RECORDS PROVIDED:
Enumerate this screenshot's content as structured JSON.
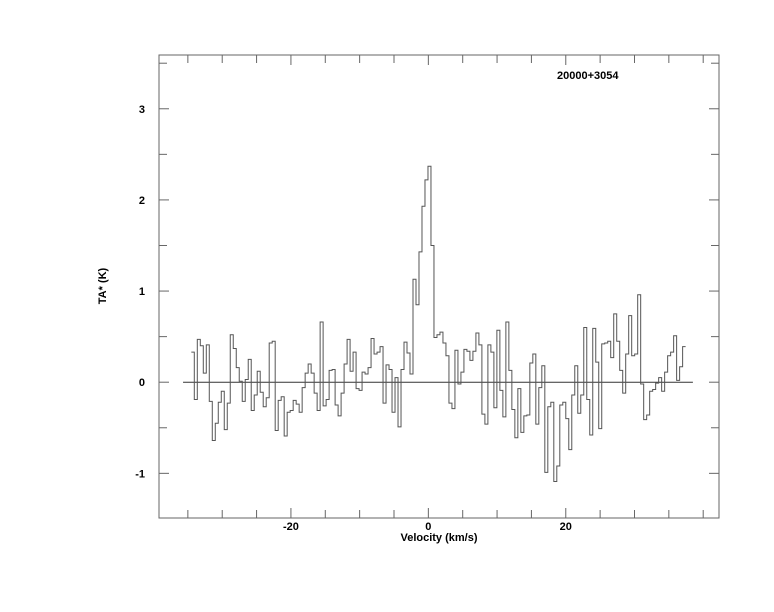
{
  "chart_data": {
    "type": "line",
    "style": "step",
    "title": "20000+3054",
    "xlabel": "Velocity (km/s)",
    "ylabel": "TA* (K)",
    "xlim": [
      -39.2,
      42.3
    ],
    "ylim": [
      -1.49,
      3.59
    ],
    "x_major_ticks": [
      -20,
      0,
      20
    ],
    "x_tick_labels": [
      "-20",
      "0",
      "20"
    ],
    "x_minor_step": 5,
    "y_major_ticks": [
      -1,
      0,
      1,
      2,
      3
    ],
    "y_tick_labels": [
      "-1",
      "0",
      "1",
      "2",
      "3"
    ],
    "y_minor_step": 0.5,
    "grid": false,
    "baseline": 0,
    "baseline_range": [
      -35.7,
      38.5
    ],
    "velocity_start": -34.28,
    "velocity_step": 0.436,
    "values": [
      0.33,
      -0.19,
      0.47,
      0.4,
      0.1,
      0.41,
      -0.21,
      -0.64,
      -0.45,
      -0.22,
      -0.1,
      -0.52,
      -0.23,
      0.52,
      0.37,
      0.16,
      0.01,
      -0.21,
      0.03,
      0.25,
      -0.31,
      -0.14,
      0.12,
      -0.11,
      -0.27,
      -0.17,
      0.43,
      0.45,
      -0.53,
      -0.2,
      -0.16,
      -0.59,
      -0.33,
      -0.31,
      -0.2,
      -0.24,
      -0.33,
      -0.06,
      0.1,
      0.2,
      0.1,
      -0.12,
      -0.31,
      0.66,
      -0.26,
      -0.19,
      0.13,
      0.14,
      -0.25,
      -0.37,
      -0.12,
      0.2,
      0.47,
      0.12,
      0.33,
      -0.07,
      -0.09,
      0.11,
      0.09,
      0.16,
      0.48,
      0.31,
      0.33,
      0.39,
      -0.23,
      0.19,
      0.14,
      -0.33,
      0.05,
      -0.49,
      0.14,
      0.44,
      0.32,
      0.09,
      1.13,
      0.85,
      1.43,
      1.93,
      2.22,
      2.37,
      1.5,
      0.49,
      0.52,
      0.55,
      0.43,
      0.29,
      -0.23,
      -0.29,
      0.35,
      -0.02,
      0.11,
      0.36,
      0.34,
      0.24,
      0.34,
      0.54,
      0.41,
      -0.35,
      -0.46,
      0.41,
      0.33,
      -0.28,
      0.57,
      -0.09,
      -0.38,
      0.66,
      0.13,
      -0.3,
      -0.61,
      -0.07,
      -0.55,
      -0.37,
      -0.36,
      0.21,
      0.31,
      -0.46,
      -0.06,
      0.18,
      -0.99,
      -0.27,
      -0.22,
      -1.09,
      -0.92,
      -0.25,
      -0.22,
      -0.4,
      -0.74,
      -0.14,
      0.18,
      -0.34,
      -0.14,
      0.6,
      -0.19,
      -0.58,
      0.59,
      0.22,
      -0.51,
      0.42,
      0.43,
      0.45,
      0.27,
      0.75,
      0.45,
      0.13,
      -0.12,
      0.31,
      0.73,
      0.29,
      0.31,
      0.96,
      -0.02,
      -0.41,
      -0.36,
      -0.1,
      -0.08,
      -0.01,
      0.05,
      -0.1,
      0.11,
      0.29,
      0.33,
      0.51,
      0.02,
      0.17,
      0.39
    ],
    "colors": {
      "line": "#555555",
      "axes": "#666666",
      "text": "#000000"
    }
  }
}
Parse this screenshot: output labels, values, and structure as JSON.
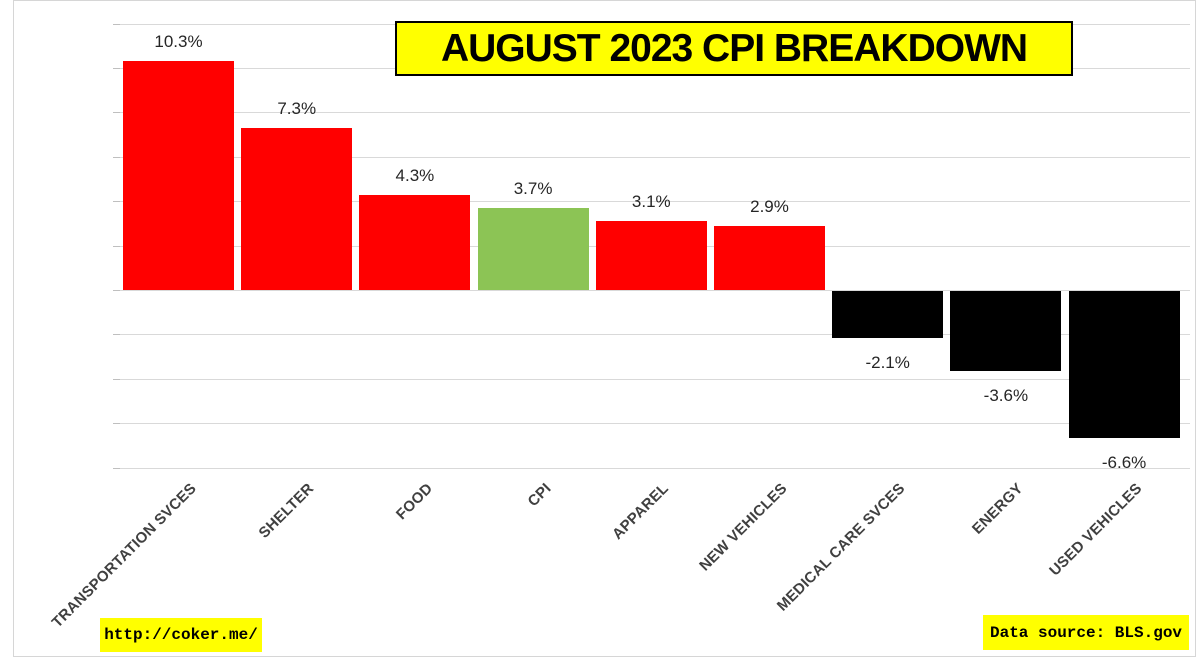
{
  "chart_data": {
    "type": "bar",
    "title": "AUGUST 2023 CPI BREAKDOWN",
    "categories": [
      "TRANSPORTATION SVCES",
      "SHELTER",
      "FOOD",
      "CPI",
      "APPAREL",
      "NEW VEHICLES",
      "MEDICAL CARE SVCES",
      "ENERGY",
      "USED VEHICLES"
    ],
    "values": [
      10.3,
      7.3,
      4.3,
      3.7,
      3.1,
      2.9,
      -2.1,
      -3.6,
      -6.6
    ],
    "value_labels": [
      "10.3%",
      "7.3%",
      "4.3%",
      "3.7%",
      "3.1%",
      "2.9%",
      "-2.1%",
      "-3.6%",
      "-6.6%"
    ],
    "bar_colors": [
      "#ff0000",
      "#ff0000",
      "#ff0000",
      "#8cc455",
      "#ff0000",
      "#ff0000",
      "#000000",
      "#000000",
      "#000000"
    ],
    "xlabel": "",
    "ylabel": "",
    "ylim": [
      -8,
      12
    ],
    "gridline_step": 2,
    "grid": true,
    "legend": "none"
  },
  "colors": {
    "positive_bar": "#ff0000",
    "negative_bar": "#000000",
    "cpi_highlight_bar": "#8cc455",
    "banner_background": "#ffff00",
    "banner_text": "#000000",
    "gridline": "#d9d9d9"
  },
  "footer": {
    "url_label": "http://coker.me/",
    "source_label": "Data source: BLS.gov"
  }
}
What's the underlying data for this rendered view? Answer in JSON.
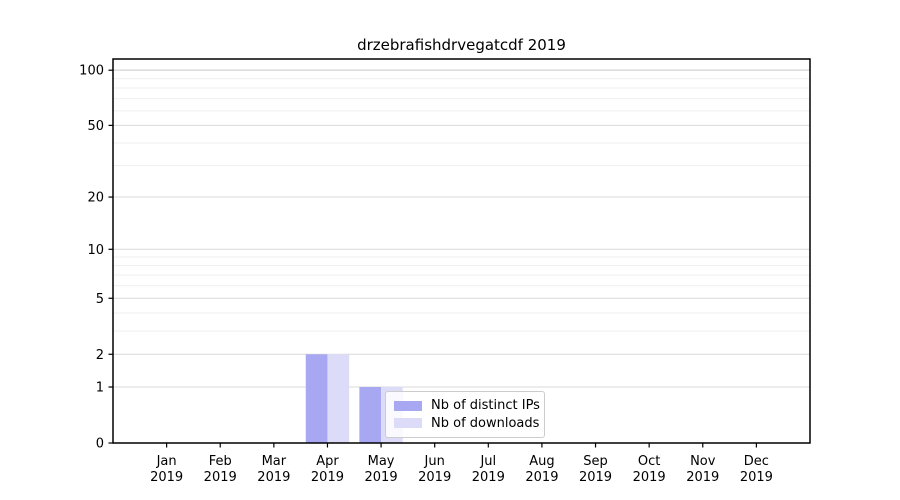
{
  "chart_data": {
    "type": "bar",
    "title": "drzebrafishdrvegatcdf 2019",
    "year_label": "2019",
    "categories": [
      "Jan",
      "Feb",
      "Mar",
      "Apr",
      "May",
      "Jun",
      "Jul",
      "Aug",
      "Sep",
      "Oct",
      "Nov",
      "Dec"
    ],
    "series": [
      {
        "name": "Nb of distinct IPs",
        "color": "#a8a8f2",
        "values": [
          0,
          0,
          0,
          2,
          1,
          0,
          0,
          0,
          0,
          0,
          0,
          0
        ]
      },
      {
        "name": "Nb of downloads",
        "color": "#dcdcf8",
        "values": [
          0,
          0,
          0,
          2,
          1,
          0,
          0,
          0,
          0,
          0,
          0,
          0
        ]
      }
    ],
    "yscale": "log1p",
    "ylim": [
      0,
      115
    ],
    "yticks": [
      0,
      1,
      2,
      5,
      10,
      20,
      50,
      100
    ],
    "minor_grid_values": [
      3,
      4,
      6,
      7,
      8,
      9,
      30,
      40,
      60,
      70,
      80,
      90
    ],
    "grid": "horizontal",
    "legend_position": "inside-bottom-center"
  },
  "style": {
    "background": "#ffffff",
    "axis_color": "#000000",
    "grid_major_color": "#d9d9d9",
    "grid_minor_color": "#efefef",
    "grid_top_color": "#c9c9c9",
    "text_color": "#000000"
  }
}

THE PROBLEM: Look for the word "SVCES" and return every line where it occurs.

RESPONSE:
      "TRANSPORTATION SVCES",
      "MEDICAL CARE SVCES",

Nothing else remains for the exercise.